Problem to work on »
Every entry needs to be reproduced exactly.

Material to process »
====

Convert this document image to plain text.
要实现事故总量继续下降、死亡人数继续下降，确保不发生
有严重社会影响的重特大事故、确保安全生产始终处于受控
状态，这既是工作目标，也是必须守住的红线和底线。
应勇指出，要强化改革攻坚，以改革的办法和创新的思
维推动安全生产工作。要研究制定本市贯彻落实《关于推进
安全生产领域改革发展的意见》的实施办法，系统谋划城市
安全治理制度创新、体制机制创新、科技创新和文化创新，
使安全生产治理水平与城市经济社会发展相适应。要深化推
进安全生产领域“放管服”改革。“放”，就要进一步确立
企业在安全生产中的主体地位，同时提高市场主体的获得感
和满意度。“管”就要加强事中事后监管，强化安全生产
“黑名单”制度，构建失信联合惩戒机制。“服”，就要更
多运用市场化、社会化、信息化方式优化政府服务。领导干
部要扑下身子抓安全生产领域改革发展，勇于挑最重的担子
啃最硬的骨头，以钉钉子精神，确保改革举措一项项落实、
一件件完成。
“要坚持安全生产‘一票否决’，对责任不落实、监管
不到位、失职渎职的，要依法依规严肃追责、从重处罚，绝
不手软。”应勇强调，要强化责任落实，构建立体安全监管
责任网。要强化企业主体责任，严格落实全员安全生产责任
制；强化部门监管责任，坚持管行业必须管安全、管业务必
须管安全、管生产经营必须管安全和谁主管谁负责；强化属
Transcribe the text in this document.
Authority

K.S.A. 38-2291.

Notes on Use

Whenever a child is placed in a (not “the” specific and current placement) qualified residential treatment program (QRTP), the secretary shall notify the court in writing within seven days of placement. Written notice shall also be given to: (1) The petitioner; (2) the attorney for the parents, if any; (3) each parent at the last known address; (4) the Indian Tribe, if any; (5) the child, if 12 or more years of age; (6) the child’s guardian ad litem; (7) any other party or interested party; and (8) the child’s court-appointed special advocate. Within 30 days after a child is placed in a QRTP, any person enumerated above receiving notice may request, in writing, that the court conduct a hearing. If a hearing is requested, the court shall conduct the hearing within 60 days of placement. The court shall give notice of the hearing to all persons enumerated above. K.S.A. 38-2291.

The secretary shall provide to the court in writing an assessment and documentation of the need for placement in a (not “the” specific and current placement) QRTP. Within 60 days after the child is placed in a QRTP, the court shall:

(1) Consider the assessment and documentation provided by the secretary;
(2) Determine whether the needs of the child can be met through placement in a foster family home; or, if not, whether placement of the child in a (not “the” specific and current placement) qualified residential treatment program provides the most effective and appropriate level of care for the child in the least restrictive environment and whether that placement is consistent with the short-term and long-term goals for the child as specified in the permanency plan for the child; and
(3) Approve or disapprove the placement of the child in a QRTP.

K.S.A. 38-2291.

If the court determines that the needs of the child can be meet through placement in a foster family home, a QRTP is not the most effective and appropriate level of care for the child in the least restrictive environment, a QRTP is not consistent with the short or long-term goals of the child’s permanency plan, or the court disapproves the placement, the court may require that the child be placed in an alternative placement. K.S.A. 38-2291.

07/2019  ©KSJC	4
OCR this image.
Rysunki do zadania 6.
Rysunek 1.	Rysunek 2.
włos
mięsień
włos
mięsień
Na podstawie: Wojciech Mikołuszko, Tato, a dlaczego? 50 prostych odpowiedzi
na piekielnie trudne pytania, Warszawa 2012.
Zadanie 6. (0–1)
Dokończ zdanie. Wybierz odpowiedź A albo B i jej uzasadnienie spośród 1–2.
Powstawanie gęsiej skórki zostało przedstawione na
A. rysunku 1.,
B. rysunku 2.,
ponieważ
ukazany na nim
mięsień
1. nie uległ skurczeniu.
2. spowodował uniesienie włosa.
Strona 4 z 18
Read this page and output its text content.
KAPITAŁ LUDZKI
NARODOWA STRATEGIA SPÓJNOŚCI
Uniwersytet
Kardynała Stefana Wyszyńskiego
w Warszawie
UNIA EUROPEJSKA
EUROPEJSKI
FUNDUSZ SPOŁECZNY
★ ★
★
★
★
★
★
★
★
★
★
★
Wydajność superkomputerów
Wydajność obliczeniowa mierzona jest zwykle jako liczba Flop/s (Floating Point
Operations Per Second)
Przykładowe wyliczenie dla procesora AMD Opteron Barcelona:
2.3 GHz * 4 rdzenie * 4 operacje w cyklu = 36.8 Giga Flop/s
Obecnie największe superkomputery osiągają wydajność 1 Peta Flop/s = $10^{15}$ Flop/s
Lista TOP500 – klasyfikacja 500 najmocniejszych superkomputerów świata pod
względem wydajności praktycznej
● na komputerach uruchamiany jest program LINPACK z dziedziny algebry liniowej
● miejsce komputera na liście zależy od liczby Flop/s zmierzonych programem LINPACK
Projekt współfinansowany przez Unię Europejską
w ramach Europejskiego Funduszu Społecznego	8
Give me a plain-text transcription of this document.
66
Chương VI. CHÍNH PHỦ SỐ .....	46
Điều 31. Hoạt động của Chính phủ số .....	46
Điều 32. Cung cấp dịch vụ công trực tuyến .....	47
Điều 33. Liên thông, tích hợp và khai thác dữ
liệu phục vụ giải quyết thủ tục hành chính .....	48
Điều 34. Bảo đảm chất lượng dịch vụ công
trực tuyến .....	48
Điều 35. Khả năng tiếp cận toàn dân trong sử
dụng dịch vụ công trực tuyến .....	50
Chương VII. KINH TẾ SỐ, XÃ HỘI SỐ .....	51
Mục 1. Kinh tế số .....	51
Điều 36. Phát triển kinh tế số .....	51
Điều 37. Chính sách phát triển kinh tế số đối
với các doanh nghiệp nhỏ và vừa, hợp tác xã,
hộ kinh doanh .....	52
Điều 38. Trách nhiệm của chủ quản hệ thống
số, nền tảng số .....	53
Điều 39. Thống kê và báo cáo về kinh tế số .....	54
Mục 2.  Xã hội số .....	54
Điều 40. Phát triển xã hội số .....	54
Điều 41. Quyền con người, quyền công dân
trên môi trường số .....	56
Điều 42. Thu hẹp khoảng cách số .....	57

====

Correct output »
Convert this document image to plain text.
要实现事故总量继续下降、死亡人数继续下降，确保不发生
有严重社会影响的重特大事故、确保安全生产始终处于受控
状态，这既是工作目标，也是必须守住的红线和底线。
应勇指出，要强化改革攻坚，以改革的办法和创新的思
维推动安全生产工作。要研究制定本市贯彻落实《关于推进
安全生产领域改革发展的意见》的实施办法，系统谋划城市
安全治理制度创新、体制机制创新、科技创新和文化创新，
使安全生产治理水平与城市经济社会发展相适应。要深化推
进安全生产领域“放管服”改革。“放”，就要进一步确立
企业在安全生产中的主体地位，同时提高市场主体的获得感
和满意度。“管”就要加强事中事后监管，强化安全生产
“黑名单”制度，构建失信联合惩戒机制。“服”，就要更
多运用市场化、社会化、信息化方式优化政府服务。领导干
部要扑下身子抓安全生产领域改革发展，勇于挑最重的担子
啃最硬的骨头，以钉钉子精神，确保改革举措一项项落实、
一件件完成。
“要坚持安全生产‘一票否决’，对责任不落实、监管
不到位、失职渎职的，要依法依规严肃追责、从重处罚，绝
不手软。”应勇强调，要强化责任落实，构建立体安全监管
责任网。要强化企业主体责任，严格落实全员安全生产责任
制；强化部门监管责任，坚持管行业必须管安全、管业务必
须管安全、管生产经营必须管安全和谁主管谁负责；强化属
Transcribe the text in this document.
Authority

K.S.A. 38-2291.

Notes on Use

Whenever a child is placed in a (not “the” specific and current placement) qualified residential treatment program (QRTP), the secretary shall notify the court in writing within seven days of placement. Written notice shall also be given to: (1) The petitioner; (2) the attorney for the parents, if any; (3) each parent at the last known address; (4) the Indian Tribe, if any; (5) the child, if 12 or more years of age; (6) the child’s guardian ad litem; (7) any other party or interested party; and (8) the child’s court-appointed special advocate. Within 30 days after a child is placed in a QRTP, any person enumerated above receiving notice may request, in writing, that the court conduct a hearing. If a hearing is requested, the court shall conduct the hearing within 60 days of placement. The court shall give notice of the hearing to all persons enumerated above. K.S.A. 38-2291.

The secretary shall provide to the court in writing an assessment and documentation of the need for placement in a (not “the” specific and current placement) QRTP. Within 60 days after the child is placed in a QRTP, the court shall:

(1) Consider the assessment and documentation provided by the secretary;
(2) Determine whether the needs of the child can be met through placement in a foster family home; or, if not, whether placement of the child in a (not “the” specific and current placement) qualified residential treatment program provides the most effective and appropriate level of care for the child in the least restrictive environment and whether that placement is consistent with the short-term and long-term goals for the child as specified in the permanency plan for the child; and
(3) Approve or disapprove the placement of the child in a QRTP.

K.S.A. 38-2291.

If the court determines that the needs of the child can be meet through placement in a foster family home, a QRTP is not the most effective and appropriate level of care for the child in the least restrictive environment, a QRTP is not consistent with the short or long-term goals of the child’s permanency plan, or the court disapproves the placement, the court may require that the child be placed in an alternative placement. K.S.A. 38-2291.

07/2019  ©KSJC	4
OCR this image.
Rysunki do zadania 6.
Rysunek 1.	Rysunek 2.
włos
mięsień
włos
mięsień
Na podstawie: Wojciech Mikołuszko, Tato, a dlaczego? 50 prostych odpowiedzi
na piekielnie trudne pytania, Warszawa 2012.
Zadanie 6. (0–1)
Dokończ zdanie. Wybierz odpowiedź A albo B i jej uzasadnienie spośród 1–2.
Powstawanie gęsiej skórki zostało przedstawione na
A. rysunku 1.,
B. rysunku 2.,
ponieważ
ukazany na nim
mięsień
1. nie uległ skurczeniu.
2. spowodował uniesienie włosa.
Strona 4 z 18
Read this page and output its text content.
KAPITAŁ LUDZKI
NARODOWA STRATEGIA SPÓJNOŚCI
Uniwersytet
Kardynała Stefana Wyszyńskiego
w Warszawie
UNIA EUROPEJSKA
EUROPEJSKI
FUNDUSZ SPOŁECZNY
★ ★
★
★
★
★
★
★
★
★
★
★
Wydajność superkomputerów
Wydajność obliczeniowa mierzona jest zwykle jako liczba Flop/s (Floating Point
Operations Per Second)
Przykładowe wyliczenie dla procesora AMD Opteron Barcelona:
2.3 GHz * 4 rdzenie * 4 operacje w cyklu = 36.8 Giga Flop/s
Obecnie największe superkomputery osiągają wydajność 1 Peta Flop/s = $10^{15}$ Flop/s
Lista TOP500 – klasyfikacja 500 najmocniejszych superkomputerów świata pod
względem wydajności praktycznej
● na komputerach uruchamiany jest program LINPACK z dziedziny algebry liniowej
● miejsce komputera na liście zależy od liczby Flop/s zmierzonych programem LINPACK
Projekt współfinansowany przez Unię Europejską
w ramach Europejskiego Funduszu Społecznego	8
Give me a plain-text transcription of this document.
66
Chương VI. CHÍNH PHỦ SỐ .....	46
Điều 31. Hoạt động của Chính phủ số .....	46
Điều 32. Cung cấp dịch vụ công trực tuyến .....	47
Điều 33. Liên thông, tích hợp và khai thác dữ
liệu phục vụ giải quyết thủ tục hành chính .....	48
Điều 34. Bảo đảm chất lượng dịch vụ công
trực tuyến .....	48
Điều 35. Khả năng tiếp cận toàn dân trong sử
dụng dịch vụ công trực tuyến .....	50
Chương VII. KINH TẾ SỐ, XÃ HỘI SỐ .....	51
Mục 1. Kinh tế số .....	51
Điều 36. Phát triển kinh tế số .....	51
Điều 37. Chính sách phát triển kinh tế số đối
với các doanh nghiệp nhỏ và vừa, hợp tác xã,
hộ kinh doanh .....	52
Điều 38. Trách nhiệm của chủ quản hệ thống
số, nền tảng số .....	53
Điều 39. Thống kê và báo cáo về kinh tế số .....	54
Mục 2.  Xã hội số .....	54
Điều 40. Phát triển xã hội số .....	54
Điều 41. Quyền con người, quyền công dân
trên môi trường số .....	56
Điều 42. Thu hẹp khoảng cách số .....	57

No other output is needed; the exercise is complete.